Rows from a dataset:
— start —

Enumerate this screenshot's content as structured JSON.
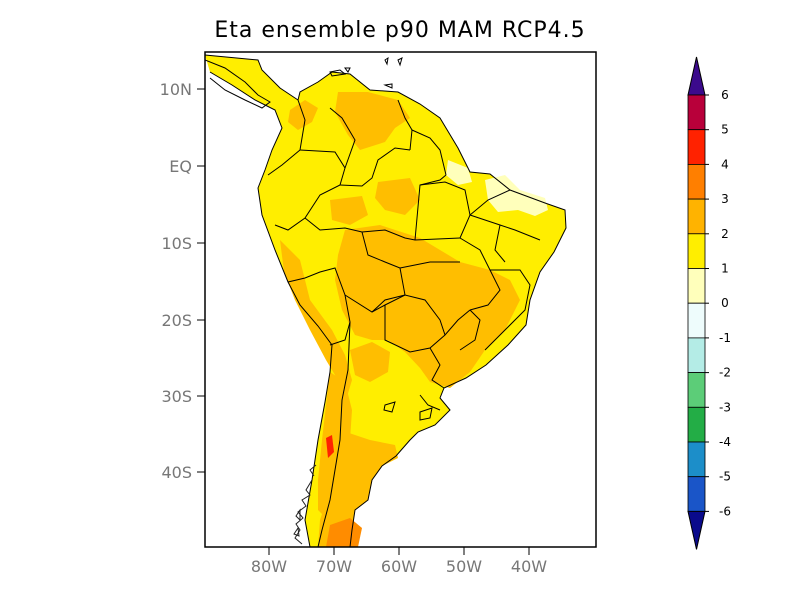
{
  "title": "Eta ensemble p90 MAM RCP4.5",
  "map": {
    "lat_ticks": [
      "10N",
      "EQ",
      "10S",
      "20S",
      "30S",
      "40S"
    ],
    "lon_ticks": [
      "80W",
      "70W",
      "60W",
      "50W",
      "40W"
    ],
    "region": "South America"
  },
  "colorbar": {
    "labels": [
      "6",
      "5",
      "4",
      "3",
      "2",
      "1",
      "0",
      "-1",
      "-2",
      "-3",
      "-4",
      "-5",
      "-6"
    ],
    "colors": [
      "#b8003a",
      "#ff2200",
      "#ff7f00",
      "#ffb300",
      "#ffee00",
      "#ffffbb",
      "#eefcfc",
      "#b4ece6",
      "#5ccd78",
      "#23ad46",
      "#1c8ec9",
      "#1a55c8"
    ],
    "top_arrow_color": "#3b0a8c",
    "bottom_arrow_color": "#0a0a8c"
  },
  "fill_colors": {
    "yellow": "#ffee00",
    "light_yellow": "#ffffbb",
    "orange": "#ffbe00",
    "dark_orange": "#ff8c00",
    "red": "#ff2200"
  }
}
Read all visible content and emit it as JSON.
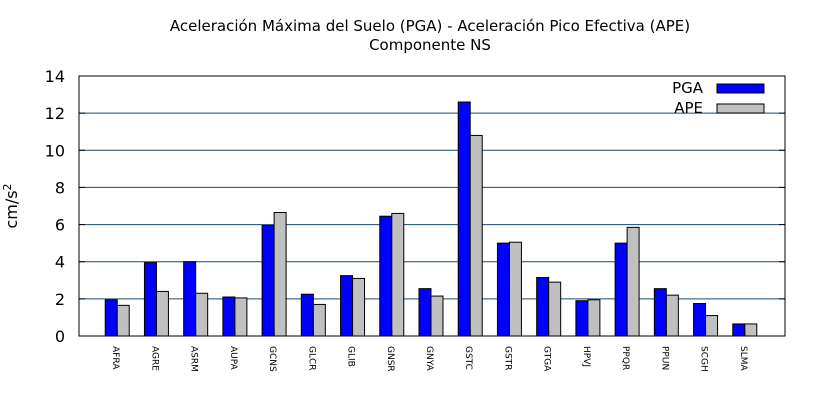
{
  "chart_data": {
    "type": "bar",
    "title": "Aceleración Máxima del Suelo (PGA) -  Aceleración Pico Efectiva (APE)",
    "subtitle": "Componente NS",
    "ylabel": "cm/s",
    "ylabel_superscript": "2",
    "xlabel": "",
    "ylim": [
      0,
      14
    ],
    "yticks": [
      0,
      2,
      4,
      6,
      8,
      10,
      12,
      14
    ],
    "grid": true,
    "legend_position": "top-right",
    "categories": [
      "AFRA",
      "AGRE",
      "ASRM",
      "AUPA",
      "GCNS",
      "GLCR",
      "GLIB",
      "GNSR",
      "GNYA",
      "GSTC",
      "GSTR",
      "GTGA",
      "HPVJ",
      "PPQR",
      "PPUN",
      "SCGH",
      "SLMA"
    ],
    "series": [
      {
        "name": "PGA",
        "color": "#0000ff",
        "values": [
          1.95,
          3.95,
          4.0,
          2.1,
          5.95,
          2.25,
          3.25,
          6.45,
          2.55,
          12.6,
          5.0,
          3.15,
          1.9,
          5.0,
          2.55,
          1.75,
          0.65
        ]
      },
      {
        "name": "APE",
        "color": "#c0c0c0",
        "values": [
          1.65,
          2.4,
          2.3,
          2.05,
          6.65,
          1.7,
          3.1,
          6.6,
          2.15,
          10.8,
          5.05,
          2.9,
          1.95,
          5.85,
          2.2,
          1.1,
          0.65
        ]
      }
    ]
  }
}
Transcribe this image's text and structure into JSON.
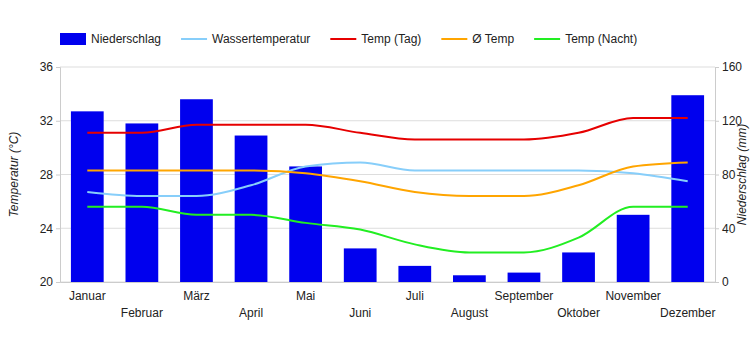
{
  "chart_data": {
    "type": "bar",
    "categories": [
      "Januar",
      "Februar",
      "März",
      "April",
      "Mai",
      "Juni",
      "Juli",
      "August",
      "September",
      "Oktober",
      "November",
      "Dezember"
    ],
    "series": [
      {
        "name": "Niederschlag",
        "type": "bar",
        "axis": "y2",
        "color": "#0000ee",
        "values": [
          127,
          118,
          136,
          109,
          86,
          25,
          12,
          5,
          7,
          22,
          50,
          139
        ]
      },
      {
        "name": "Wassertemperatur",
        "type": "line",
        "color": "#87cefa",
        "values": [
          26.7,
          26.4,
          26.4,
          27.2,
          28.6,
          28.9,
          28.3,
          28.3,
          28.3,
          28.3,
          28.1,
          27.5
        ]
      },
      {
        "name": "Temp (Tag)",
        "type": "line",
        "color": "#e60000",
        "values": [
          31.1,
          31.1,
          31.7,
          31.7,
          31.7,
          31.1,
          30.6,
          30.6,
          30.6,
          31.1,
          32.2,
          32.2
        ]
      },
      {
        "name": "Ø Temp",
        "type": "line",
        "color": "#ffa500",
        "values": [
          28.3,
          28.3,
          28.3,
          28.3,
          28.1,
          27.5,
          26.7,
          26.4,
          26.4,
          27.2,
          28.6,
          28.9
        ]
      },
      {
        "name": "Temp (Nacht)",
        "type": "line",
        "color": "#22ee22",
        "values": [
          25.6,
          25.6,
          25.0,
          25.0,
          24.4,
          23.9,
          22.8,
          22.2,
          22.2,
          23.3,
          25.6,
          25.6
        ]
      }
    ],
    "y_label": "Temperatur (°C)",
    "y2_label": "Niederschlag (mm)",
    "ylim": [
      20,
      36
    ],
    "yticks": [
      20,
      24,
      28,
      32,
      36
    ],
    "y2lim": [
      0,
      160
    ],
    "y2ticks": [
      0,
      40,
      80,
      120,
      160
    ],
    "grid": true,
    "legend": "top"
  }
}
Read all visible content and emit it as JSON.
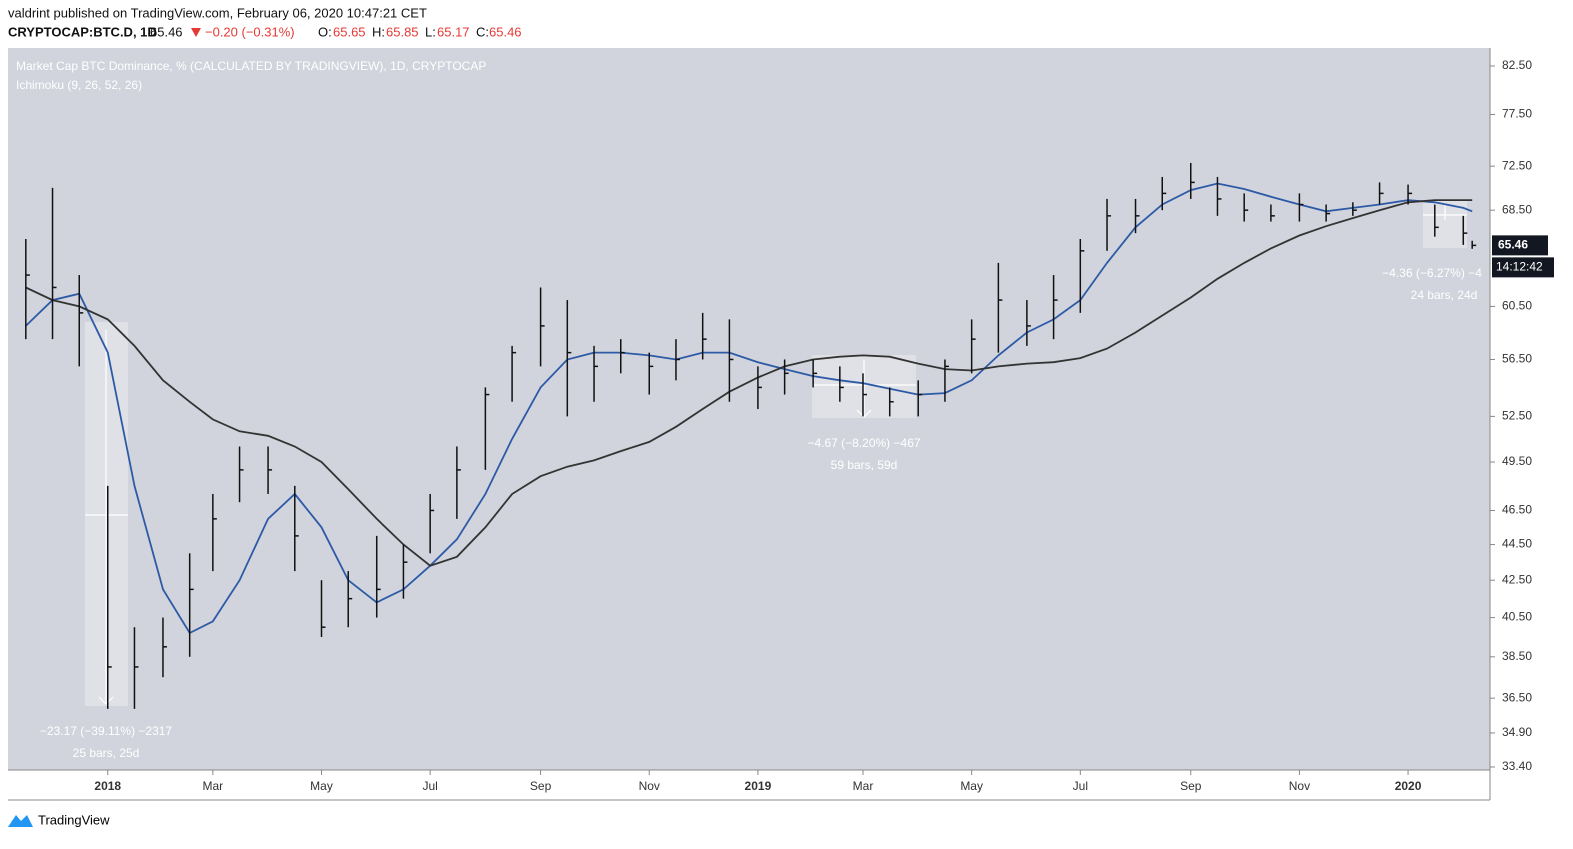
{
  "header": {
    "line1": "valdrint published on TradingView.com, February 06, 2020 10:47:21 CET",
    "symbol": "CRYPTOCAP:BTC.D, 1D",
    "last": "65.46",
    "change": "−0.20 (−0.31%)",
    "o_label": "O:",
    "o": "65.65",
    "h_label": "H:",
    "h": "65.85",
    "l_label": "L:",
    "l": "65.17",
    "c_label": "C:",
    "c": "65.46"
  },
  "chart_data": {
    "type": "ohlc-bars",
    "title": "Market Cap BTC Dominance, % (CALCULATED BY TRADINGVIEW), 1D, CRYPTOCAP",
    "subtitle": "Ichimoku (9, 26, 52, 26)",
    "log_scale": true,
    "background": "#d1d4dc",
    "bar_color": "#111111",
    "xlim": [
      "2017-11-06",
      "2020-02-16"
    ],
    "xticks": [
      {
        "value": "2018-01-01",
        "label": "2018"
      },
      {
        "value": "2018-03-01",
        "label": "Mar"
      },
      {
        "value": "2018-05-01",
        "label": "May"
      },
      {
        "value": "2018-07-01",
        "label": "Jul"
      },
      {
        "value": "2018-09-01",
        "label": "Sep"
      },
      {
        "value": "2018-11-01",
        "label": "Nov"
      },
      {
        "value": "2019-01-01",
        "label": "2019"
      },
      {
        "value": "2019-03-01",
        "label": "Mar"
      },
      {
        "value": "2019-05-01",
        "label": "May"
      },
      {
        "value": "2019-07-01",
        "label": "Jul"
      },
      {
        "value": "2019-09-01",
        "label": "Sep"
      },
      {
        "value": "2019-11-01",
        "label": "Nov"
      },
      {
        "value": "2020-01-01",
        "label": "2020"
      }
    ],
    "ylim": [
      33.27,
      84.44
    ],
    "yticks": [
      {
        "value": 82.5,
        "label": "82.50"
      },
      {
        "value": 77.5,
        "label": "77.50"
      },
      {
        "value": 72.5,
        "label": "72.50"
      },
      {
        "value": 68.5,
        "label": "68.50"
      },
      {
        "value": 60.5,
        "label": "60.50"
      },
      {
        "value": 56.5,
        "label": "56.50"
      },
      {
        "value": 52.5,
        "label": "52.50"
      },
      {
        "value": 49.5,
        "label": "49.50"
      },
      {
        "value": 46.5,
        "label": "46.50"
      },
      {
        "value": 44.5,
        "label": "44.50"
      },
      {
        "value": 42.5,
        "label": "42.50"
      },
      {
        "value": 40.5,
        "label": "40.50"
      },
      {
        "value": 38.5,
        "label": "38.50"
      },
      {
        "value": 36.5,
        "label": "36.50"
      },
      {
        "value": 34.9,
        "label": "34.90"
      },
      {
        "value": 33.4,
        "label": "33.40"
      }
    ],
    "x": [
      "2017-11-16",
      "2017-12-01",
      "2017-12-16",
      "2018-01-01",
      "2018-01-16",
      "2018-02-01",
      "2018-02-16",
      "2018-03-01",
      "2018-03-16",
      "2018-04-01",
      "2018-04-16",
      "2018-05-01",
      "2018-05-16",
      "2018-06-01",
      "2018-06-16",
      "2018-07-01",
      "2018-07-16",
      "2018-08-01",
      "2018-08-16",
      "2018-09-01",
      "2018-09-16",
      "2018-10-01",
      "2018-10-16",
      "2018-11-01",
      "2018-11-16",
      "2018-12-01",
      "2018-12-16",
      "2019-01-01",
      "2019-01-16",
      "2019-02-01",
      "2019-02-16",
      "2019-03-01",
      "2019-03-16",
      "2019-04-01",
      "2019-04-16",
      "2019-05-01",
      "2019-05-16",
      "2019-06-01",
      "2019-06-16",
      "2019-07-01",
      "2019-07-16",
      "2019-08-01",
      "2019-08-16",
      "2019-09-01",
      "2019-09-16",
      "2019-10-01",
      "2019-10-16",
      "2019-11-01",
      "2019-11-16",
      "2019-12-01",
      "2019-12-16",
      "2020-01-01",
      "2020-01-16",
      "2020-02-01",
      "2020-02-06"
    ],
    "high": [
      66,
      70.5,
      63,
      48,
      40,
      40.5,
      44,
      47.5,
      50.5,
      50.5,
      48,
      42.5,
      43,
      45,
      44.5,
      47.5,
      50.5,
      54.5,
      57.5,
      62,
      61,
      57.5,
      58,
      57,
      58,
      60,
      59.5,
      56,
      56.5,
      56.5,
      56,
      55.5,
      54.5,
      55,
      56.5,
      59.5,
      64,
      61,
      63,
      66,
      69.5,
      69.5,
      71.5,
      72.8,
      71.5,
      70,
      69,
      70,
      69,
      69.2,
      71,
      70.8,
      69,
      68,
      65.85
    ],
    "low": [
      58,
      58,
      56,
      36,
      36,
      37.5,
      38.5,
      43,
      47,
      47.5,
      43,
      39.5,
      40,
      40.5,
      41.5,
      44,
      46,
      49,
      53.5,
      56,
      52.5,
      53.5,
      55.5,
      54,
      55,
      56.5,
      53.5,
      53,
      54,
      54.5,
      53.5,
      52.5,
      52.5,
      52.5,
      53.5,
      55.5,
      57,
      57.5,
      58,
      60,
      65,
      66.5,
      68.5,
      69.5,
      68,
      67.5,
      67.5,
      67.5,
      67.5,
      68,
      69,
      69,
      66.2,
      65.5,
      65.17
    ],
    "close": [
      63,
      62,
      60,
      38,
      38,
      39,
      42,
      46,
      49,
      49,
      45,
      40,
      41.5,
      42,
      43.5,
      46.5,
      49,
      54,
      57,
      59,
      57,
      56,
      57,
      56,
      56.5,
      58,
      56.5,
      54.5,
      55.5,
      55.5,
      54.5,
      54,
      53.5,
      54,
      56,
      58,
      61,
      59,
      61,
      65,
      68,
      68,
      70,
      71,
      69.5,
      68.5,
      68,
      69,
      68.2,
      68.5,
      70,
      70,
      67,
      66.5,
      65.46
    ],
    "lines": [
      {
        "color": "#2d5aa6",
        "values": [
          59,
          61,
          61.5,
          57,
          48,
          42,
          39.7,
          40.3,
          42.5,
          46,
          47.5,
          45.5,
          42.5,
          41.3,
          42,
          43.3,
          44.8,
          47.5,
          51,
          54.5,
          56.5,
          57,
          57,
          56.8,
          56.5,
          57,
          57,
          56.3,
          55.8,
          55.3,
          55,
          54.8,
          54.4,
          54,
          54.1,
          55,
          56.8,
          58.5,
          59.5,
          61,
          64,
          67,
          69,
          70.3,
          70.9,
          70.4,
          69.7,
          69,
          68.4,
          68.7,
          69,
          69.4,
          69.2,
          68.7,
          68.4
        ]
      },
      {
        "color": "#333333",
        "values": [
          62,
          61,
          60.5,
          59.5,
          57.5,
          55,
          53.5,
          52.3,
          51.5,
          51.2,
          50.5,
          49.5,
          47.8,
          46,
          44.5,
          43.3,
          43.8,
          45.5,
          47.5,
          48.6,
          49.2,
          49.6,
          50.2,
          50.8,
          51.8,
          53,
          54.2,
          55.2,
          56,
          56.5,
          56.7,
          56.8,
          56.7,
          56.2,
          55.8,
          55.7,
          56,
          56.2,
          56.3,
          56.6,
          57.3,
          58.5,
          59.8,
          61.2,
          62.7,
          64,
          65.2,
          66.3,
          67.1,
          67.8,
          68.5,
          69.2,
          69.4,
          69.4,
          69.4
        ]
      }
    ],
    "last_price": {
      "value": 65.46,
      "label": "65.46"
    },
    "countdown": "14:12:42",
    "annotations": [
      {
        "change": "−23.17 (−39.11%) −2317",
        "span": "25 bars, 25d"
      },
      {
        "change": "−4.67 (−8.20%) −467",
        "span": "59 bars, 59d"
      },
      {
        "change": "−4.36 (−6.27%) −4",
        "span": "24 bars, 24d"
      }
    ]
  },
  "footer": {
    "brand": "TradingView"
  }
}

— end —

#### THE PROBLEM:
State only the number of lines in these entries that contain "name".

#### TASK RESPONSE:
7